REQUIRED TASKS:
**1)** Set down the passage of the Wild Child album article between "Singles from Wild" and "A&M in 1985.", inclusive, matching the original word for word.
**2)** Carry the Wild Child album article further, starting right after its final sentence.

EXTRACT PROVIDED:
* * * *
Studio album by E. G. Daily
- Released: 1985
- Genre: Pop rock
- Length: 41:13
- Label: A&M
- Producer: E. G. Daily; Harold Faltermeyer; Rick Ramirez; Keith Forsey;

E. G. Daily chronology
|  | Wild Child (1985) | Lace Around the Wound (1989) |

Singles from Wild Child
- "Say It, Say It" Released: 1986; "Love In the Shadows" Released: 1986;

= Wild Child (E. G. Daily album) =

Wild Child is the debut studio album by American singer and actress E. G. Daily, released by A&M in 1985.

Although the album was not a commercial success, the lead single "Say It, Say It" reached No. 1 on the US Billboard Hot Dance Club Play chart and No. 70 on the Billboard Hot 100 in 1986. The second single, "Love in the Shadows", reached No. 6 on the Billboard Hot Dance Club Play Songs Chart.

Wild Child was recorded at Arco Studios in Munich, Oasis, Cherokee and Conway Recording Studios in Los Angeles, and Sigma Sound Studios in New York City. "Just for You" was dedicated to Jon-Erik Hexum, Daily's boyfriend of the time, an American model and actor who died in late 1984 as a result of a firearms accident on the set of the CBS television series Cover Up in which he played the male lead.

==Critical reception==

Upon release, Cash Box listed the album as one of their feature picks in February 1986 and stated: "Valley Girls star E.G. Daily takes a stab at music with a respectable debut. An innocent vocal sound disarms the listener and reveals a powerhouse singer underneath". Billboard noted: "Her mix of raspy lower register and silky falsetto gives Daily an enticing pop/rock stamp on this debut."
* * * *
ROWS:
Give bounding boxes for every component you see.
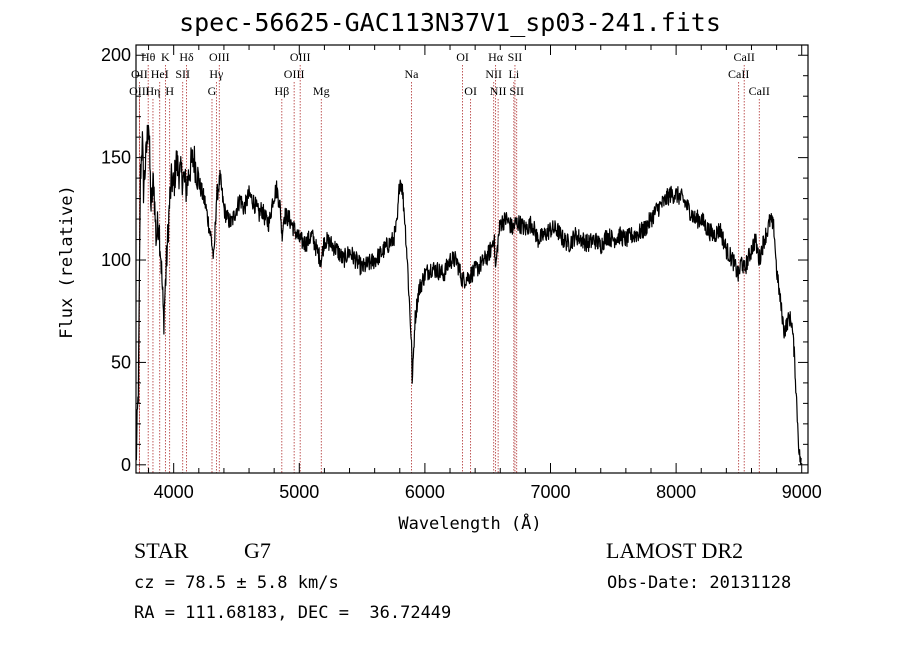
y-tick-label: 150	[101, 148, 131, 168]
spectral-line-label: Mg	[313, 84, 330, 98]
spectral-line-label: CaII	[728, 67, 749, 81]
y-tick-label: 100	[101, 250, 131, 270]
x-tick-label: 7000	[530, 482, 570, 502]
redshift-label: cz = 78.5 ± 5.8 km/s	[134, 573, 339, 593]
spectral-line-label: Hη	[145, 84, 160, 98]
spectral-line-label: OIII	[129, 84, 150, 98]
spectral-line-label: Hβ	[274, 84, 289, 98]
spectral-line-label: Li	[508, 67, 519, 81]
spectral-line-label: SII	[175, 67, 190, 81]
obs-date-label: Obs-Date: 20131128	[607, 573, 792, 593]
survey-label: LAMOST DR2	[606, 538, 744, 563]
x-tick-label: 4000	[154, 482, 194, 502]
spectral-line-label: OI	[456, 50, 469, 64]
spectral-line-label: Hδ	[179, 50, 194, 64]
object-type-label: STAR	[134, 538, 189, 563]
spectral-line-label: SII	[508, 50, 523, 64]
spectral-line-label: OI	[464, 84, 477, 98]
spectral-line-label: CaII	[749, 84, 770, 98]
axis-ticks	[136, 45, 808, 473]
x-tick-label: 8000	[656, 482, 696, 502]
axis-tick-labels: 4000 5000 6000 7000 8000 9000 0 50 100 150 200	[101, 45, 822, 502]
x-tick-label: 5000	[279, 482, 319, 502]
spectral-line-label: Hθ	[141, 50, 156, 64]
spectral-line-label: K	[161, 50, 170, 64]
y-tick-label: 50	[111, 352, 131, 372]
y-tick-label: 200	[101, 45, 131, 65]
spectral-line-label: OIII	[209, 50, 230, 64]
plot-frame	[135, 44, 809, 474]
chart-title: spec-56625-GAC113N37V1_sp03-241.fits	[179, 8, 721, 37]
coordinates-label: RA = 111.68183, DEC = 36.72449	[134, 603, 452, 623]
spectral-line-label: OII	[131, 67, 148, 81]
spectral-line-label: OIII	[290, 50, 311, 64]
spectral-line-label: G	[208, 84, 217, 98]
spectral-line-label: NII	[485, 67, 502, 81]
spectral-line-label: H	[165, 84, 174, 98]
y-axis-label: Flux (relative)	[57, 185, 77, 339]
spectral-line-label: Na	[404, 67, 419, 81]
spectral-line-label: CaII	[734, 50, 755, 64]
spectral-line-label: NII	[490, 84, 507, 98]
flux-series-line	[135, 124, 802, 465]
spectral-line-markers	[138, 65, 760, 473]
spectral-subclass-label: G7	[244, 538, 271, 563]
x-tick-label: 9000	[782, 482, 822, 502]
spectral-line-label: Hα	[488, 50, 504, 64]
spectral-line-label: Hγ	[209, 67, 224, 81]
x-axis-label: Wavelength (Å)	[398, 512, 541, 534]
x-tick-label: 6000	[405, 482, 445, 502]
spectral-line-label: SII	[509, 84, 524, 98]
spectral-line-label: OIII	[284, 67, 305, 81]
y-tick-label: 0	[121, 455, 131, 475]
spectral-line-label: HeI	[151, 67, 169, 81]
* * * *
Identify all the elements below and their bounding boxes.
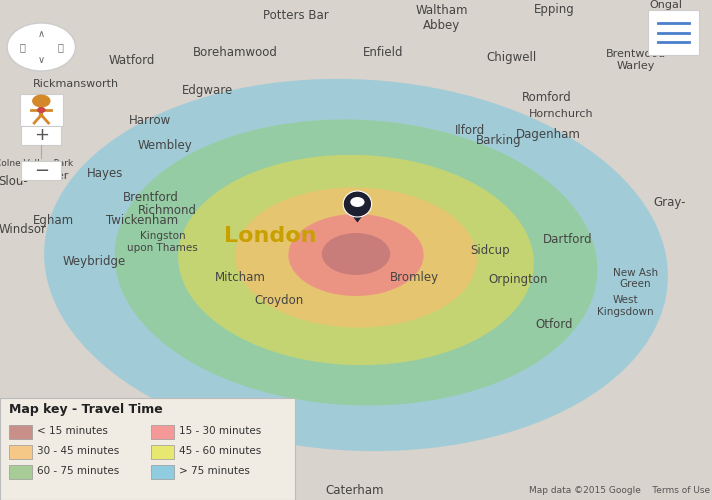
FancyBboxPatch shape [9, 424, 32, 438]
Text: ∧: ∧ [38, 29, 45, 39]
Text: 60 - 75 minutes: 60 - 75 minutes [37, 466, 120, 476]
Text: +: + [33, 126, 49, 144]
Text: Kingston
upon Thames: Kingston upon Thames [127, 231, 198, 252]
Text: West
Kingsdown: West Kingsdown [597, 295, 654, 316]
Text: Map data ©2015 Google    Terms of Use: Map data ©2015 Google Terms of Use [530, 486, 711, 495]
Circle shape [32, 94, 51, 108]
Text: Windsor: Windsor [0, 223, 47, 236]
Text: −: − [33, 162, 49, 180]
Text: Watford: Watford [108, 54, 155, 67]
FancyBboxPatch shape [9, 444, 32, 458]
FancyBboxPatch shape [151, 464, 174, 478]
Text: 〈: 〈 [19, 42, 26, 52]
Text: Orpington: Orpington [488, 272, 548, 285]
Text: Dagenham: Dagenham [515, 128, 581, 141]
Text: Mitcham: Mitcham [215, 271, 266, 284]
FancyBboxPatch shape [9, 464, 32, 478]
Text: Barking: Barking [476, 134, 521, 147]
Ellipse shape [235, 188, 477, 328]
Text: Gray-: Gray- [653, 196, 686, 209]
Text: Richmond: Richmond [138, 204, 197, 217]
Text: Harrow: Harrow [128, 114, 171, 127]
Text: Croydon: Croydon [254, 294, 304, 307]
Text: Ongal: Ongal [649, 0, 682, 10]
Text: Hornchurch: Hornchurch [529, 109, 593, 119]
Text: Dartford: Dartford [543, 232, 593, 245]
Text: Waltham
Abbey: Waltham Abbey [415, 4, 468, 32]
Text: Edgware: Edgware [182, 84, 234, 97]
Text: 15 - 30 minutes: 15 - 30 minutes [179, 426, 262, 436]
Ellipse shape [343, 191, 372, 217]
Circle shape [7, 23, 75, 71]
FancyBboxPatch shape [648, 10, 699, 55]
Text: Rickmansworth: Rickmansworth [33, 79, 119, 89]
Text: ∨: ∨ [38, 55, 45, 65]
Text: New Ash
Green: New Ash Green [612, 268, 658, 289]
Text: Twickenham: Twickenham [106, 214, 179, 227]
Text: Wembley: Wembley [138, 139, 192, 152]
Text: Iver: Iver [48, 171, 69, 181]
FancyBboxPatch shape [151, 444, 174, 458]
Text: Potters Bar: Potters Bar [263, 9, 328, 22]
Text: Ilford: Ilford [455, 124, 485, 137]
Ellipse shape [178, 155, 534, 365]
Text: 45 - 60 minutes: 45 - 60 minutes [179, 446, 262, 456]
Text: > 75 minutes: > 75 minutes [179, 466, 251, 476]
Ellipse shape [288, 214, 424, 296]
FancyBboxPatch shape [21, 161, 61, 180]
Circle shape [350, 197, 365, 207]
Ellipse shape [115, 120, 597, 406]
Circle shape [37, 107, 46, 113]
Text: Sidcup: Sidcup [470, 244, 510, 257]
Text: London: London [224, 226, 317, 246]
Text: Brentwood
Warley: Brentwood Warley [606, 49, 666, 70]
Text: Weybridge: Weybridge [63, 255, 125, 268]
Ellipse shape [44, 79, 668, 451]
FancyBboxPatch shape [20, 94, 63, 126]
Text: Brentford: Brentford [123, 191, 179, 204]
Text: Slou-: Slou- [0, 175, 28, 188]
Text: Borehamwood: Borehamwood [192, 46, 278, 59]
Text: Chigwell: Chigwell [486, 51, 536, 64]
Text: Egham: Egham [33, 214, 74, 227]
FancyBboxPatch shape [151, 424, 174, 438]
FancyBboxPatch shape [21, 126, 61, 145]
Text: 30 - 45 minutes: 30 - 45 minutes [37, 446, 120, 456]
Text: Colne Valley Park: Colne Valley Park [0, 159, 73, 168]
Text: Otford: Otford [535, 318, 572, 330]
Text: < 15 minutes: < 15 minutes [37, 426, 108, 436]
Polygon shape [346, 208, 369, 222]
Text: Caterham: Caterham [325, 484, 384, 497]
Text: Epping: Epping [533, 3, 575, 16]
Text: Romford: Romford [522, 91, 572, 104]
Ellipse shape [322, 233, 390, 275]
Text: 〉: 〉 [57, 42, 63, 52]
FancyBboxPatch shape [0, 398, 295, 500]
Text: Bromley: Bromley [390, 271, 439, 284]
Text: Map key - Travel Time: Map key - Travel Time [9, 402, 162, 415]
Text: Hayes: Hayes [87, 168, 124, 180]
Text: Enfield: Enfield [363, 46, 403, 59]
* * * *
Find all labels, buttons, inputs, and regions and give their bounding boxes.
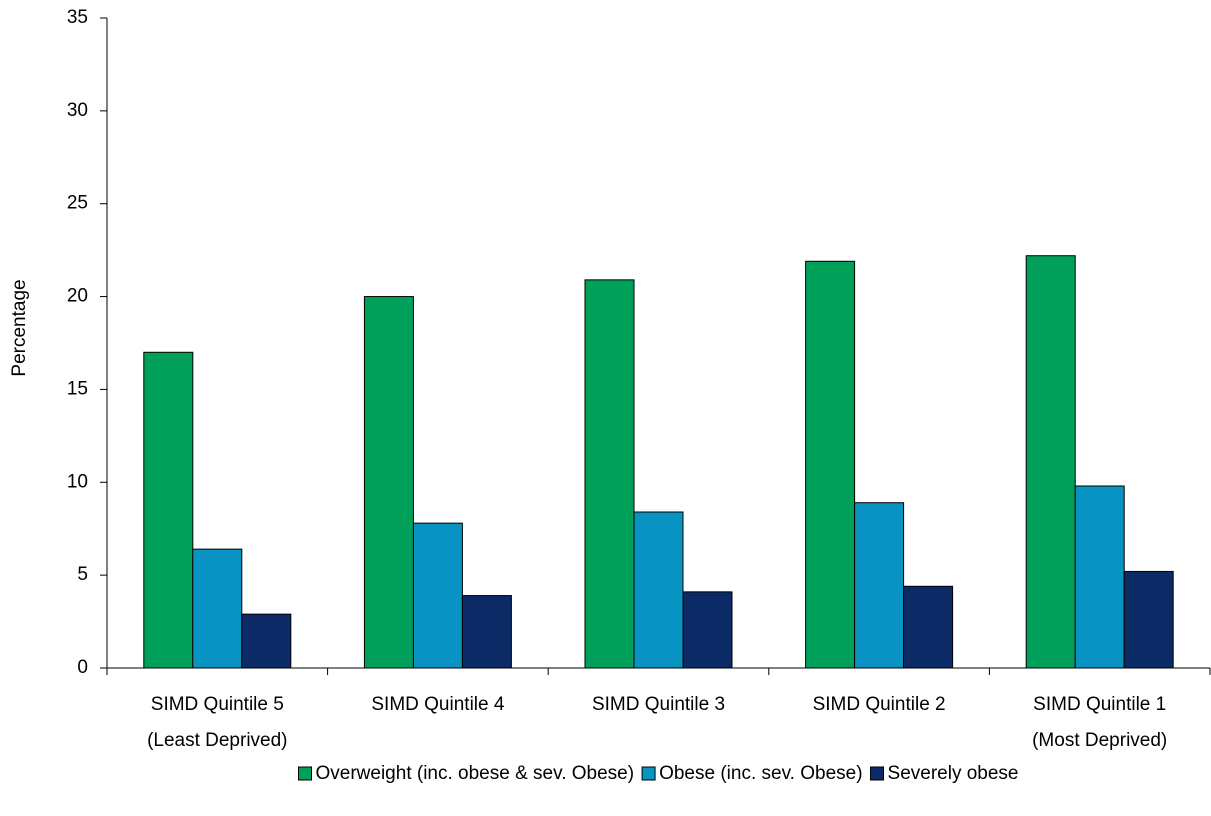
* * * *
RESPONSE LIST:
**1)**
Singles from Wild Child
- "Say It, Say It" Released: 1986; "Love In the Shadows" Released: 1986;

= Wild Child (E. G. Daily album) =

Wild Child is the debut studio album by American singer and actress E. G. Daily, released by A&M in 1985.

**2)**
Jane Greenstein of the Los Angeles Times wrote: "It's easy to become infatuated with this album. Daily's a sinewy, smoky vocalist who alternately shrieks and pouts as she tosses out some fine, beyond-Benatar, post-adolescent album rock. The overdone disco tunes remind you that all's not well, but the commercial fix this record supplies is good while it lasts." Jon Bream of the Star Tribune wrote: "Wild Child is a bit like Cyndi Lauper's debut album in that it lacks stylistic focus but a listener can sense the performer's winning quality. Daily's sultrier than Pat Benatar and more believable as a rocker than Sheena Easton. Wild Child sounds like the album that Stevie Nicks wanted to make or Tina Turner might make to follow Private Dancer. And it signals that Daily could become a serious contender."

Alex Henderson of AllMusic retrospectively selected the album as an AMG Album Pick, describing it as a "promising debut". He said: "When people think of Daily, they think of her 1986 single "Say It, Say It" – a very Madonna-ish R&B/pop gem. But anyone who heard Daily's debut album, Wild Child, learned that most of the songs are neither urban contemporary nor dance-pop; overall, Wild Child is a pop/rock album. The LP's most dance-oriented tracks are "Say It, Say It" and an inspired cover of Donna Summer's "Sunset People". But the rest of the tracks are straight-up pop/rock."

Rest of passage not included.